*Task goal*
Update the listing below by replacing every occurrence of "x-tick-label" with "x-axis-label", leaving everything else unchanged.

*Data extract*
* * *

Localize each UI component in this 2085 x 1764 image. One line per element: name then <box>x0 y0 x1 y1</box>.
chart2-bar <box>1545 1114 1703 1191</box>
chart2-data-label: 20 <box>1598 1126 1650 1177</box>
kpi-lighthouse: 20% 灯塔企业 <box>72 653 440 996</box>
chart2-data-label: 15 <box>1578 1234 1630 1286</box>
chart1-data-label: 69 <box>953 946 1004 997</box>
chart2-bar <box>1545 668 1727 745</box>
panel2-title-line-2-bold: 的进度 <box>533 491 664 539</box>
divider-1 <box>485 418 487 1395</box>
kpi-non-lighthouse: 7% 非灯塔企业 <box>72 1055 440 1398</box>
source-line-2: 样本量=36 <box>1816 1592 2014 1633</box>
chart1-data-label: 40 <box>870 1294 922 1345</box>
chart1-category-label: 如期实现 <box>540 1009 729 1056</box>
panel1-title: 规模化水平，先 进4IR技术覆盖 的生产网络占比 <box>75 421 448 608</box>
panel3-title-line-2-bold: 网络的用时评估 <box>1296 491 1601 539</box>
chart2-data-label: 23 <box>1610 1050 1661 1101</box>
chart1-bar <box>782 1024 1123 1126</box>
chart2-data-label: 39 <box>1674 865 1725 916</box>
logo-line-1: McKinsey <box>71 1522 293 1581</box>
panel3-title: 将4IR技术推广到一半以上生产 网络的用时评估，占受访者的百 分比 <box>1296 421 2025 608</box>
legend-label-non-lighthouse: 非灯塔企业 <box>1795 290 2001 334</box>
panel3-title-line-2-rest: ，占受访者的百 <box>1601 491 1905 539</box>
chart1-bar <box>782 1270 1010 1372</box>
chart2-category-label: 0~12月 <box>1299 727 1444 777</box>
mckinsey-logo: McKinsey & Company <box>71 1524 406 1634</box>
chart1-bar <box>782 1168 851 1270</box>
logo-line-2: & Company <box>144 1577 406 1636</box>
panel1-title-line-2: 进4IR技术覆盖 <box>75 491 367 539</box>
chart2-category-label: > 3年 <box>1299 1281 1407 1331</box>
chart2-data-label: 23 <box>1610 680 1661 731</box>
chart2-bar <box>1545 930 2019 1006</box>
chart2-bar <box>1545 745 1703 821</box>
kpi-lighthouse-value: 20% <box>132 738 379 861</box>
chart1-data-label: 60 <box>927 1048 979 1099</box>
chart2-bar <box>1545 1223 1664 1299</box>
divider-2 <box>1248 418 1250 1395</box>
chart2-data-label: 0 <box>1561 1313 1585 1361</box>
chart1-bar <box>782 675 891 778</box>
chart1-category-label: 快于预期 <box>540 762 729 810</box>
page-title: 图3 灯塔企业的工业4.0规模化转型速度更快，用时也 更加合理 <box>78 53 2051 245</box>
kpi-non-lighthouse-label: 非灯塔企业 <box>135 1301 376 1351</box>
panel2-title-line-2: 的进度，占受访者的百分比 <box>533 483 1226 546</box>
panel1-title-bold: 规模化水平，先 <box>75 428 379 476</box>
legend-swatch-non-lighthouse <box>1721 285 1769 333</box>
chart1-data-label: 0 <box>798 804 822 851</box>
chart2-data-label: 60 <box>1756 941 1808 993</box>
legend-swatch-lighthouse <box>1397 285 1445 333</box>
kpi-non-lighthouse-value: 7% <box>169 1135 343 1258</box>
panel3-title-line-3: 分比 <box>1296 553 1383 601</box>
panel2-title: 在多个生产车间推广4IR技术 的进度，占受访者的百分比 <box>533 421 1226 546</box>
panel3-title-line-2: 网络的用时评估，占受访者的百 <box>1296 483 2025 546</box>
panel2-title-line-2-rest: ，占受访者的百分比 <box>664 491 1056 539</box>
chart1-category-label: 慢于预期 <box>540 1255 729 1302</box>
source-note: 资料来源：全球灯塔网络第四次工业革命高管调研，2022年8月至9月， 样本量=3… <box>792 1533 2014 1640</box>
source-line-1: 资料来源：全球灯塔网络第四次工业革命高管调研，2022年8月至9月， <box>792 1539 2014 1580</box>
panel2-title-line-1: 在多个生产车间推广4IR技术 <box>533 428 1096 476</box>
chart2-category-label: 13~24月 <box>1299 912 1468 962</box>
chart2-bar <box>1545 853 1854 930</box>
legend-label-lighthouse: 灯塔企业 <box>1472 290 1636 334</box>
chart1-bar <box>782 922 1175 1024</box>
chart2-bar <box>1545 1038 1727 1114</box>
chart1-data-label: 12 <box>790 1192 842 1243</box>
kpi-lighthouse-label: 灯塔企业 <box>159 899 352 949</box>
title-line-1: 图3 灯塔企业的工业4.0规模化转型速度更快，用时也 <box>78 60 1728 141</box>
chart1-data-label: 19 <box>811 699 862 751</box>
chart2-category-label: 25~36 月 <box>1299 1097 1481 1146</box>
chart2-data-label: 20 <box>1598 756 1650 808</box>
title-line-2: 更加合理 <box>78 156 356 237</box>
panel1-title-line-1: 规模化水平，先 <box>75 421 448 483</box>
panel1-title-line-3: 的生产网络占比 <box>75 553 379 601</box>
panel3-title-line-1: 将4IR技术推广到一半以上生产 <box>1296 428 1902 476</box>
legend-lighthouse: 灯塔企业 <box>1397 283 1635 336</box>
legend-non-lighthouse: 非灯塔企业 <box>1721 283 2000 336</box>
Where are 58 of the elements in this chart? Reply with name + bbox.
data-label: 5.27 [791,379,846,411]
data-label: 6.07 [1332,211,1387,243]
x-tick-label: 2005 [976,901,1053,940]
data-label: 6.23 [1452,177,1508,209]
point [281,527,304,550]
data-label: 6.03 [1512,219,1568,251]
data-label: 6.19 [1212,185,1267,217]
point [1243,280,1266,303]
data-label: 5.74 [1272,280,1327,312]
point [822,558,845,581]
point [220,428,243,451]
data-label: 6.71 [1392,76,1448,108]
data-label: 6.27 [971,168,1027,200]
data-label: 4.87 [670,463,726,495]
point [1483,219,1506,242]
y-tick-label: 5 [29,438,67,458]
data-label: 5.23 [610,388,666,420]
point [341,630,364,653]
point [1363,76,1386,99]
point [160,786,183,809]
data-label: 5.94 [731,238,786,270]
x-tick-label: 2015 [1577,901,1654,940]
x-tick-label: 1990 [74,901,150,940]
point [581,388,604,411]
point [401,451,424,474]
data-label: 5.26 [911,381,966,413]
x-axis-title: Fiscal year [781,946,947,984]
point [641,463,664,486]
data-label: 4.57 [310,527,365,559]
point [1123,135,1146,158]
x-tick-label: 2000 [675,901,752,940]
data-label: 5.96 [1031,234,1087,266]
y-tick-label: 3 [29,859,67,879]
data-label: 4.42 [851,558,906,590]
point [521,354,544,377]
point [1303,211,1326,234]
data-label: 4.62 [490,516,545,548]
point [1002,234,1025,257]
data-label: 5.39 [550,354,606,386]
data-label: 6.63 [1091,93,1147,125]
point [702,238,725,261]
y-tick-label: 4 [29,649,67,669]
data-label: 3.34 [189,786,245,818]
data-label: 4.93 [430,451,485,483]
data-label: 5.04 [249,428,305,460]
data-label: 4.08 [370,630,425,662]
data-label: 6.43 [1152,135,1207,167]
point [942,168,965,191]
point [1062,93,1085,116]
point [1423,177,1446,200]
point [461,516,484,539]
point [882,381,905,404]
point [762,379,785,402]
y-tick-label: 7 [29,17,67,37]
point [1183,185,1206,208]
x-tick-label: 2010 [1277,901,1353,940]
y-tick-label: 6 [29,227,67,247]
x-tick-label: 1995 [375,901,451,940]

* * *

*Written solution*
Localize each UI component in this 2085 x 1764 image. One line per element: name then <box>x0 y0 x1 y1</box>.
chart2-bar <box>1545 1114 1703 1191</box>
chart2-data-label: 20 <box>1598 1126 1650 1177</box>
kpi-lighthouse: 20% 灯塔企业 <box>72 653 440 996</box>
chart2-data-label: 15 <box>1578 1234 1630 1286</box>
chart1-data-label: 69 <box>953 946 1004 997</box>
chart2-bar <box>1545 668 1727 745</box>
panel2-title-line-2-bold: 的进度 <box>533 491 664 539</box>
divider-1 <box>485 418 487 1395</box>
kpi-non-lighthouse: 7% 非灯塔企业 <box>72 1055 440 1398</box>
source-line-2: 样本量=36 <box>1816 1592 2014 1633</box>
chart1-data-label: 40 <box>870 1294 922 1345</box>
chart1-category-label: 如期实现 <box>540 1009 729 1056</box>
panel1-title: 规模化水平，先 进4IR技术覆盖 的生产网络占比 <box>75 421 448 608</box>
panel3-title-line-2-bold: 网络的用时评估 <box>1296 491 1601 539</box>
chart2-data-label: 23 <box>1610 1050 1661 1101</box>
chart1-bar <box>782 1024 1123 1126</box>
chart2-data-label: 39 <box>1674 865 1725 916</box>
logo-line-1: McKinsey <box>71 1522 293 1581</box>
panel3-title: 将4IR技术推广到一半以上生产 网络的用时评估，占受访者的百 分比 <box>1296 421 2025 608</box>
legend-label-non-lighthouse: 非灯塔企业 <box>1795 290 2001 334</box>
panel3-title-line-2-rest: ，占受访者的百 <box>1601 491 1905 539</box>
chart1-bar <box>782 1270 1010 1372</box>
chart2-category-label: 0~12月 <box>1299 727 1444 777</box>
mckinsey-logo: McKinsey & Company <box>71 1524 406 1634</box>
chart1-bar <box>782 1168 851 1270</box>
logo-line-2: & Company <box>144 1577 406 1636</box>
panel1-title-line-2: 进4IR技术覆盖 <box>75 491 367 539</box>
chart2-category-label: > 3年 <box>1299 1281 1407 1331</box>
chart2-data-label: 23 <box>1610 680 1661 731</box>
chart2-bar <box>1545 930 2019 1006</box>
chart2-bar <box>1545 745 1703 821</box>
kpi-lighthouse-value: 20% <box>132 738 379 861</box>
chart1-data-label: 60 <box>927 1048 979 1099</box>
chart2-bar <box>1545 1223 1664 1299</box>
divider-2 <box>1248 418 1250 1395</box>
chart2-data-label: 0 <box>1561 1313 1585 1361</box>
chart1-bar <box>782 675 891 778</box>
chart1-category-label: 快于预期 <box>540 762 729 810</box>
page-title: 图3 灯塔企业的工业4.0规模化转型速度更快，用时也 更加合理 <box>78 53 2051 245</box>
kpi-non-lighthouse-label: 非灯塔企业 <box>135 1301 376 1351</box>
panel2-title-line-2: 的进度，占受访者的百分比 <box>533 483 1226 546</box>
panel1-title-bold: 规模化水平，先 <box>75 428 379 476</box>
legend-swatch-non-lighthouse <box>1721 285 1769 333</box>
chart1-data-label: 0 <box>798 804 822 851</box>
chart2-data-label: 60 <box>1756 941 1808 993</box>
legend-swatch-lighthouse <box>1397 285 1445 333</box>
kpi-non-lighthouse-value: 7% <box>169 1135 343 1258</box>
panel3-title-line-3: 分比 <box>1296 553 1383 601</box>
panel2-title: 在多个生产车间推广4IR技术 的进度，占受访者的百分比 <box>533 421 1226 546</box>
panel3-title-line-2: 网络的用时评估，占受访者的百 <box>1296 483 2025 546</box>
panel2-title-line-2-rest: ，占受访者的百分比 <box>664 491 1056 539</box>
chart1-category-label: 慢于预期 <box>540 1255 729 1302</box>
source-note: 资料来源：全球灯塔网络第四次工业革命高管调研，2022年8月至9月， 样本量=3… <box>792 1533 2014 1640</box>
source-line-1: 资料来源：全球灯塔网络第四次工业革命高管调研，2022年8月至9月， <box>792 1539 2014 1580</box>
panel2-title-line-1: 在多个生产车间推广4IR技术 <box>533 428 1096 476</box>
chart2-category-label: 13~24月 <box>1299 912 1468 962</box>
chart2-bar <box>1545 853 1854 930</box>
legend-label-lighthouse: 灯塔企业 <box>1472 290 1636 334</box>
chart1-bar <box>782 922 1175 1024</box>
chart2-bar <box>1545 1038 1727 1114</box>
chart1-data-label: 12 <box>790 1192 842 1243</box>
kpi-lighthouse-label: 灯塔企业 <box>159 899 352 949</box>
title-line-1: 图3 灯塔企业的工业4.0规模化转型速度更快，用时也 <box>78 60 1728 141</box>
chart1-data-label: 19 <box>811 699 862 751</box>
chart2-category-label: 25~36 月 <box>1299 1097 1481 1146</box>
chart2-data-label: 20 <box>1598 756 1650 808</box>
title-line-2: 更加合理 <box>78 156 356 237</box>
panel1-title-line-1: 规模化水平，先 <box>75 421 448 483</box>
panel1-title-line-3: 的生产网络占比 <box>75 553 379 601</box>
panel3-title-line-1: 将4IR技术推广到一半以上生产 <box>1296 428 1902 476</box>
legend-lighthouse: 灯塔企业 <box>1397 283 1635 336</box>
legend-non-lighthouse: 非灯塔企业 <box>1721 283 2000 336</box>
Where are 58 of the elements in this chart? Reply with name + bbox.
data-label: 5.27 [791,379,846,411]
data-label: 6.07 [1332,211,1387,243]
x-axis-label: 2005 [976,901,1053,940]
data-label: 6.23 [1452,177,1508,209]
point [281,527,304,550]
data-label: 6.03 [1512,219,1568,251]
data-label: 6.19 [1212,185,1267,217]
point [1243,280,1266,303]
data-label: 5.74 [1272,280,1327,312]
point [822,558,845,581]
point [220,428,243,451]
data-label: 6.71 [1392,76,1448,108]
data-label: 6.27 [971,168,1027,200]
data-label: 4.87 [670,463,726,495]
point [1483,219,1506,242]
y-tick-label: 5 [29,438,67,458]
data-label: 5.23 [610,388,666,420]
point [341,630,364,653]
point [1363,76,1386,99]
point [160,786,183,809]
data-label: 5.94 [731,238,786,270]
x-axis-label: 2015 [1577,901,1654,940]
x-axis-label: 1990 [74,901,150,940]
point [581,388,604,411]
point [401,451,424,474]
data-label: 5.26 [911,381,966,413]
x-axis-title: Fiscal year [781,946,947,984]
point [641,463,664,486]
data-label: 4.57 [310,527,365,559]
point [1123,135,1146,158]
x-axis-label: 2000 [675,901,752,940]
data-label: 5.96 [1031,234,1087,266]
y-tick-label: 3 [29,859,67,879]
data-label: 4.42 [851,558,906,590]
point [521,354,544,377]
point [1303,211,1326,234]
data-label: 4.62 [490,516,545,548]
point [1002,234,1025,257]
data-label: 5.39 [550,354,606,386]
data-label: 6.63 [1091,93,1147,125]
point [702,238,725,261]
y-tick-label: 4 [29,649,67,669]
data-label: 3.34 [189,786,245,818]
data-label: 4.93 [430,451,485,483]
data-label: 5.04 [249,428,305,460]
data-label: 4.08 [370,630,425,662]
data-label: 6.43 [1152,135,1207,167]
point [942,168,965,191]
point [1062,93,1085,116]
point [1423,177,1446,200]
point [461,516,484,539]
point [882,381,905,404]
point [762,379,785,402]
y-tick-label: 7 [29,17,67,37]
point [1183,185,1206,208]
x-axis-label: 2010 [1277,901,1353,940]
y-tick-label: 6 [29,227,67,247]
x-axis-label: 1995 [375,901,451,940]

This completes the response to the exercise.